### Raw data
┌──

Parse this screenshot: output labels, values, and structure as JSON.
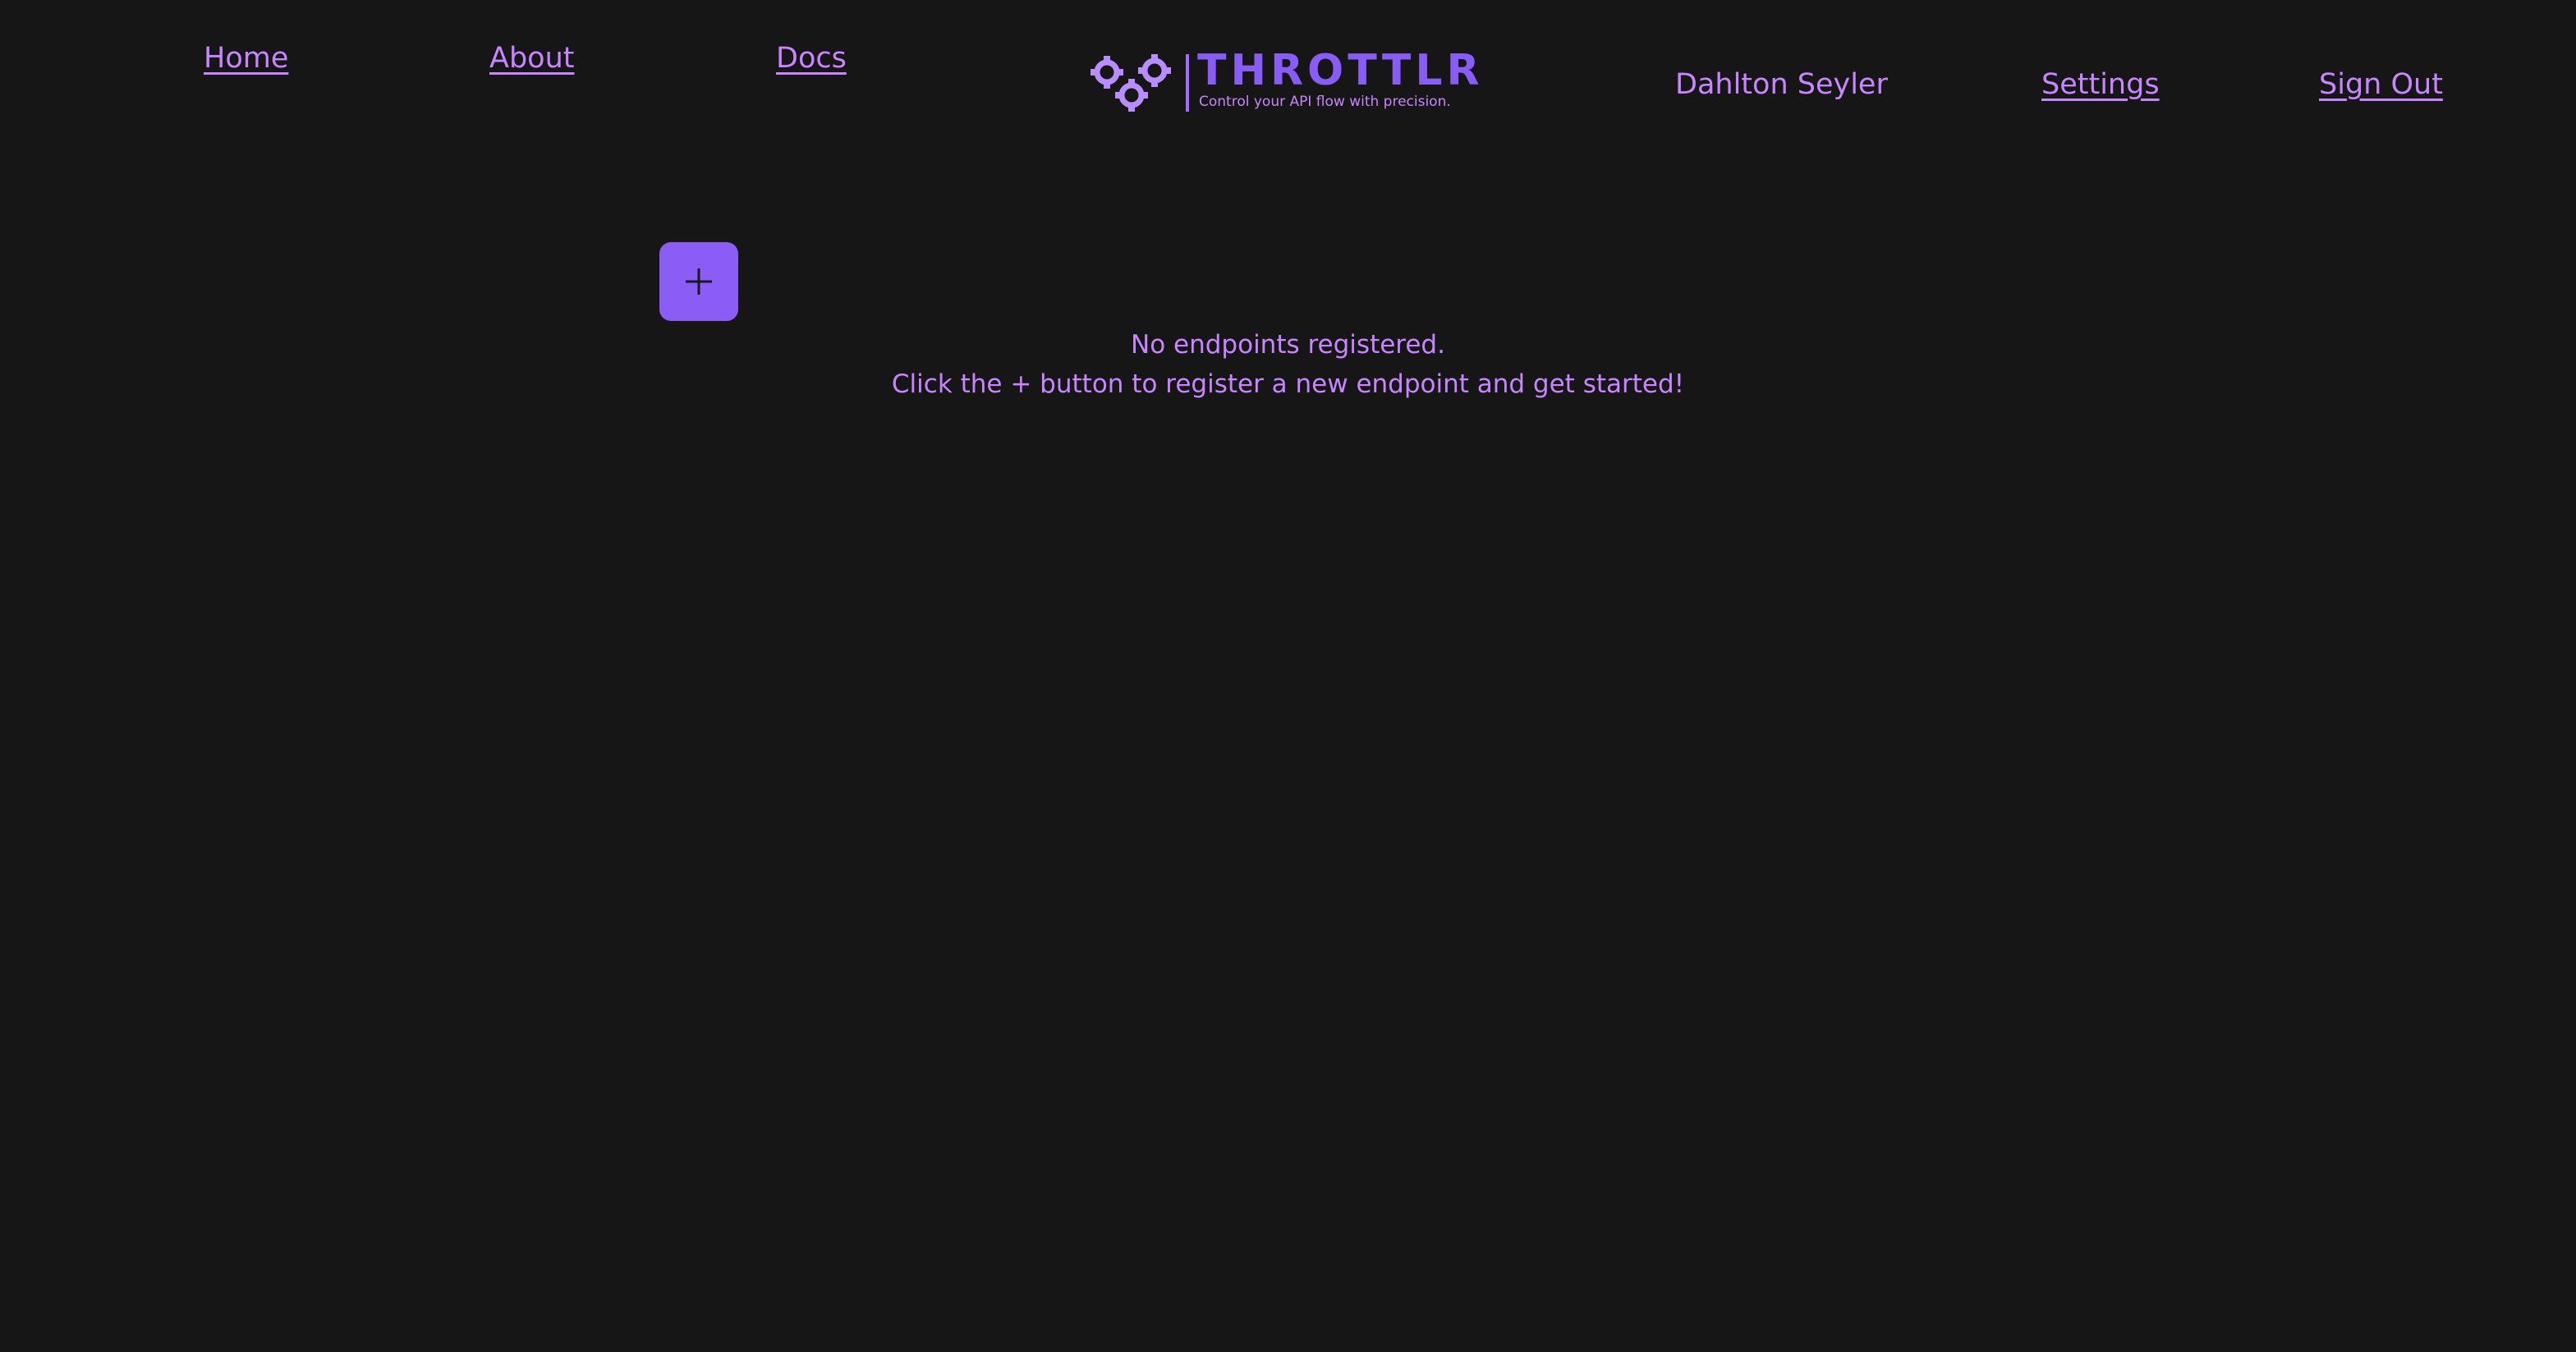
{
  "nav": {
    "left": [
      {
        "label": "Home"
      },
      {
        "label": "About"
      },
      {
        "label": "Docs"
      }
    ],
    "user_name": "Dahlton Seyler",
    "right": [
      {
        "label": "Settings"
      },
      {
        "label": "Sign Out"
      }
    ]
  },
  "logo": {
    "wordmark": "THROTTLR",
    "tagline": "Control your API flow with precision.",
    "icon": "gears-icon"
  },
  "add_button": {
    "icon": "plus-icon"
  },
  "empty_state": {
    "line1": "No endpoints registered.",
    "line2": "Click the + button to register a new endpoint and get started!"
  },
  "colors": {
    "background": "#161616",
    "accent": "#8b5cf6",
    "text": "#c984ff"
  }
}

└──

### What you have to do
Would you mind returning each entry above word for word, skipping the images?

### Expected answer
Parse this screenshot: output labels, values, and structure as JSON.
{
  "nav": {
    "left": [
      {
        "label": "Home"
      },
      {
        "label": "About"
      },
      {
        "label": "Docs"
      }
    ],
    "user_name": "Dahlton Seyler",
    "right": [
      {
        "label": "Settings"
      },
      {
        "label": "Sign Out"
      }
    ]
  },
  "logo": {
    "wordmark": "THROTTLR",
    "tagline": "Control your API flow with precision.",
    "icon": "gears-icon"
  },
  "add_button": {
    "icon": "plus-icon"
  },
  "empty_state": {
    "line1": "No endpoints registered.",
    "line2": "Click the + button to register a new endpoint and get started!"
  },
  "colors": {
    "background": "#161616",
    "accent": "#8b5cf6",
    "text": "#c984ff"
  }
}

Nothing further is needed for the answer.